>> Begin Exercise data

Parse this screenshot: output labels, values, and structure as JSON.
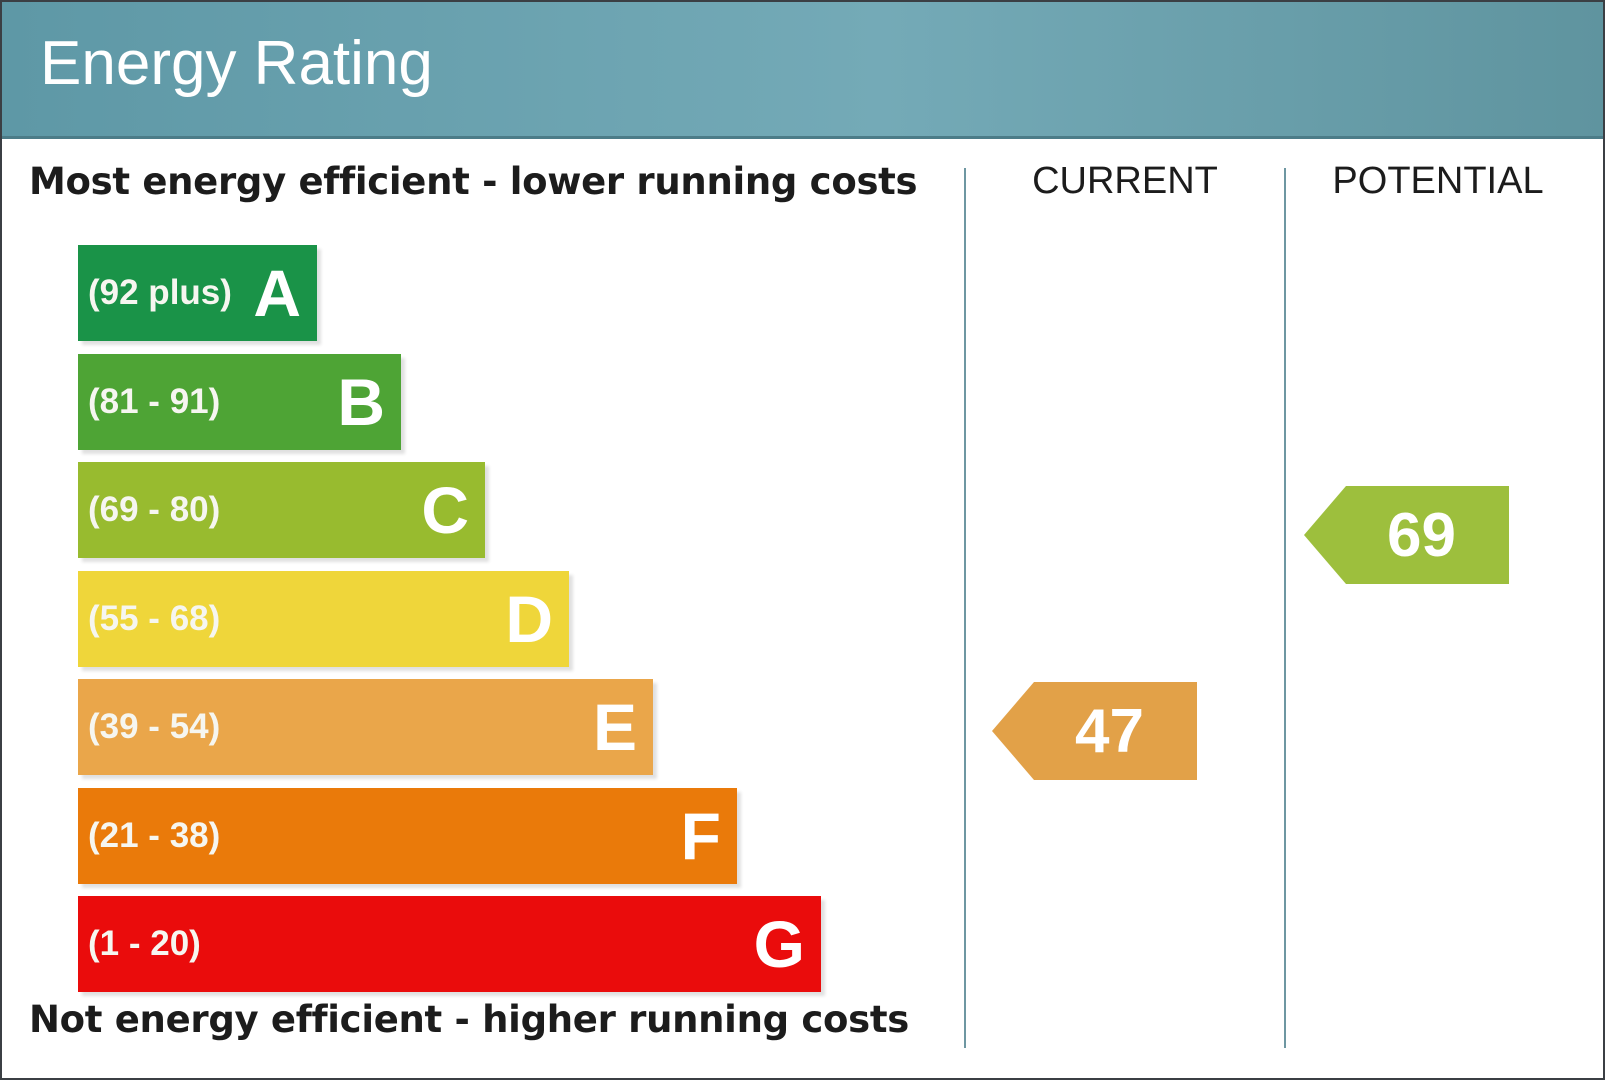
{
  "title": "Energy Rating",
  "top_label": "Most energy efficient - lower running costs",
  "bottom_label": "Not energy efficient - higher running costs",
  "columns": {
    "current": "CURRENT",
    "potential": "POTENTIAL"
  },
  "chart_data": {
    "type": "bar",
    "title": "Energy Rating",
    "bands": [
      {
        "letter": "A",
        "range": "(92 plus)",
        "color": "#1a9348"
      },
      {
        "letter": "B",
        "range": "(81 - 91)",
        "color": "#4ea435"
      },
      {
        "letter": "C",
        "range": "(69 - 80)",
        "color": "#98bb2f"
      },
      {
        "letter": "D",
        "range": "(55 - 68)",
        "color": "#efd63a"
      },
      {
        "letter": "E",
        "range": "(39 - 54)",
        "color": "#eaa64a"
      },
      {
        "letter": "F",
        "range": "(21 - 38)",
        "color": "#ea7a0a"
      },
      {
        "letter": "G",
        "range": "(1 - 20)",
        "color": "#ea0c0c"
      }
    ],
    "current": {
      "value": "47",
      "band": "E",
      "color": "#e2a148"
    },
    "potential": {
      "value": "69",
      "band": "C",
      "color": "#9dbf3d"
    }
  }
}
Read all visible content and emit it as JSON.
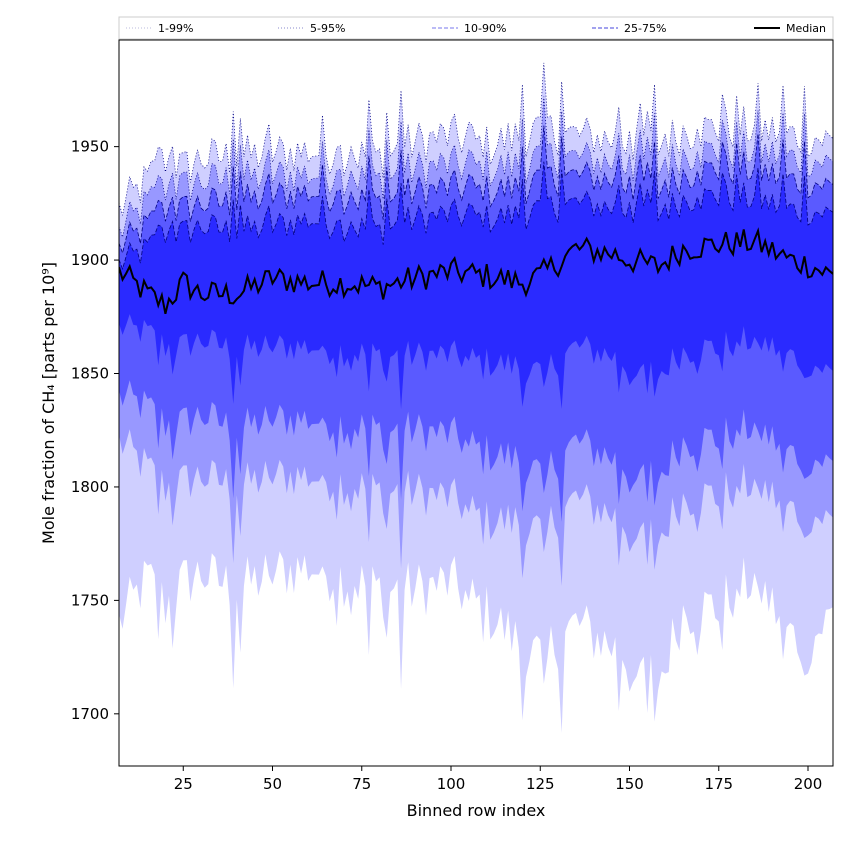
{
  "chart_data": {
    "type": "area",
    "title": "",
    "xlabel": "Binned row index",
    "ylabel": "Mole fraction of CH₄ [parts per 10⁹]",
    "xlim": [
      7,
      207
    ],
    "ylim": [
      1677,
      1997
    ],
    "xticks": [
      25,
      50,
      75,
      100,
      125,
      150,
      175,
      200
    ],
    "yticks": [
      1700,
      1750,
      1800,
      1850,
      1900,
      1950
    ],
    "grid": false,
    "legend_position": "top, outside plot (single row)",
    "colors": {
      "band_1_99": "#cfcfff",
      "band_5_95": "#9898ff",
      "band_10_90": "#5a5aff",
      "band_25_75": "#2a2aff",
      "median": "#000000",
      "edge": "#000080"
    },
    "legend": [
      {
        "label": "1-99%",
        "style": "dotted"
      },
      {
        "label": "5-95%",
        "style": "dotted"
      },
      {
        "label": "10-90%",
        "style": "dashed"
      },
      {
        "label": "25-75%",
        "style": "dashed"
      },
      {
        "label": "Median",
        "style": "solid"
      }
    ],
    "x_knots": [
      7,
      15,
      20,
      25,
      30,
      40,
      50,
      60,
      70,
      80,
      90,
      100,
      110,
      120,
      125,
      135,
      145,
      150,
      158,
      165,
      175,
      185,
      195,
      200,
      207
    ],
    "median_knots": [
      1895,
      1885,
      1880,
      1890,
      1885,
      1885,
      1892,
      1890,
      1890,
      1888,
      1892,
      1895,
      1893,
      1890,
      1893,
      1905,
      1903,
      1900,
      1897,
      1905,
      1907,
      1908,
      1900,
      1898,
      1893
    ],
    "q25_knots": [
      1870,
      1868,
      1862,
      1862,
      1865,
      1860,
      1862,
      1862,
      1860,
      1858,
      1858,
      1858,
      1855,
      1853,
      1850,
      1862,
      1858,
      1853,
      1850,
      1860,
      1862,
      1865,
      1858,
      1855,
      1850
    ],
    "q75_knots": [
      1898,
      1905,
      1912,
      1912,
      1915,
      1912,
      1915,
      1918,
      1915,
      1913,
      1918,
      1920,
      1918,
      1920,
      1922,
      1925,
      1923,
      1922,
      1920,
      1927,
      1928,
      1927,
      1922,
      1922,
      1920
    ],
    "q10_knots": [
      1840,
      1835,
      1828,
      1828,
      1832,
      1825,
      1830,
      1830,
      1828,
      1825,
      1825,
      1823,
      1815,
      1812,
      1805,
      1820,
      1813,
      1808,
      1805,
      1820,
      1822,
      1827,
      1815,
      1813,
      1810
    ],
    "q90_knots": [
      1905,
      1915,
      1922,
      1922,
      1925,
      1925,
      1928,
      1930,
      1928,
      1925,
      1930,
      1932,
      1930,
      1932,
      1935,
      1937,
      1935,
      1933,
      1930,
      1938,
      1940,
      1940,
      1935,
      1935,
      1932
    ],
    "q05_knots": [
      1820,
      1808,
      1800,
      1802,
      1805,
      1800,
      1805,
      1805,
      1802,
      1798,
      1798,
      1795,
      1785,
      1785,
      1780,
      1795,
      1788,
      1783,
      1778,
      1795,
      1797,
      1802,
      1790,
      1788,
      1785
    ],
    "q95_knots": [
      1912,
      1925,
      1932,
      1932,
      1935,
      1935,
      1937,
      1938,
      1937,
      1935,
      1940,
      1942,
      1940,
      1942,
      1945,
      1945,
      1943,
      1942,
      1940,
      1947,
      1948,
      1948,
      1945,
      1945,
      1942
    ],
    "q01_knots": [
      1740,
      1760,
      1748,
      1758,
      1762,
      1755,
      1762,
      1765,
      1760,
      1755,
      1755,
      1758,
      1745,
      1730,
      1725,
      1740,
      1730,
      1725,
      1715,
      1745,
      1748,
      1760,
      1735,
      1730,
      1745
    ],
    "q99_knots": [
      1922,
      1935,
      1945,
      1940,
      1945,
      1945,
      1947,
      1948,
      1947,
      1945,
      1952,
      1955,
      1950,
      1955,
      1957,
      1955,
      1953,
      1952,
      1950,
      1957,
      1958,
      1958,
      1955,
      1955,
      1952
    ]
  }
}
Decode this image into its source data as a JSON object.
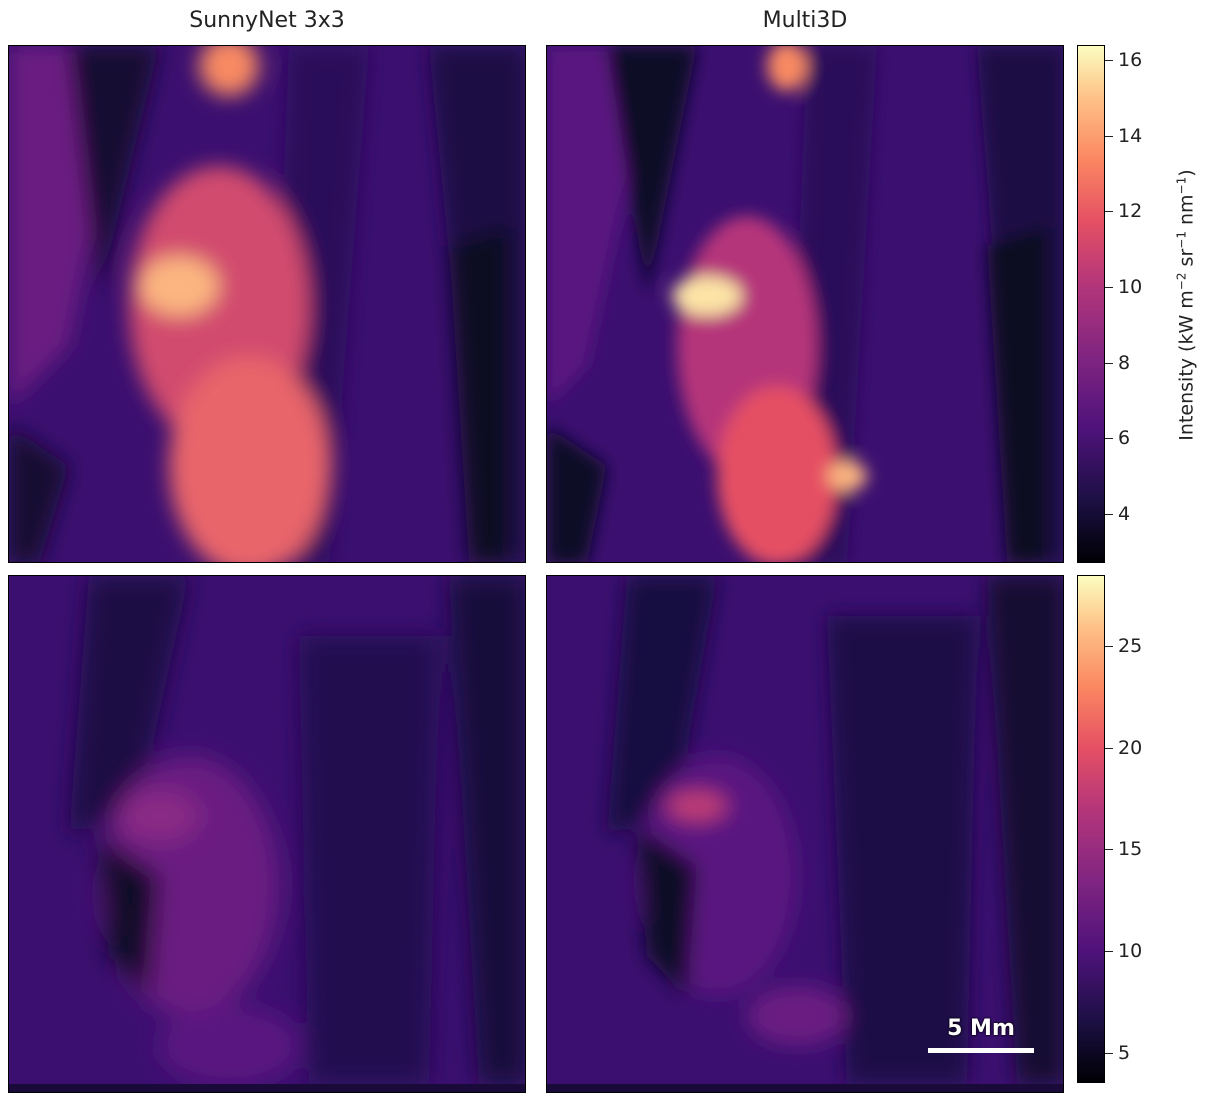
{
  "chart_data": {
    "type": "heatmap",
    "columns": [
      "SunnyNet 3x3",
      "Multi3D"
    ],
    "colormap": "magma",
    "colorbar_label": "Intensity (kW m−2 sr−1 nm−1)",
    "colorbar_label_parts": [
      "Intensity (kW m",
      "−2",
      " sr",
      "−1",
      " nm",
      "−1",
      ")"
    ],
    "rows": [
      {
        "colorbar": {
          "min": 2.7,
          "max": 16.4,
          "ticks": [
            "4",
            "6",
            "8",
            "10",
            "12",
            "14",
            "16"
          ]
        }
      },
      {
        "colorbar": {
          "min": 3.5,
          "max": 28.5,
          "ticks": [
            "5",
            "10",
            "15",
            "20",
            "25"
          ]
        }
      }
    ],
    "scale_bar": "5 Mm"
  }
}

>> End Exercise data

Goal:
Identify all lines in the records above with the word "costs".

Solved exercise:
  "top_label": "Most energy efficient - lower running costs",
  "bottom_label": "Not energy efficient - higher running costs",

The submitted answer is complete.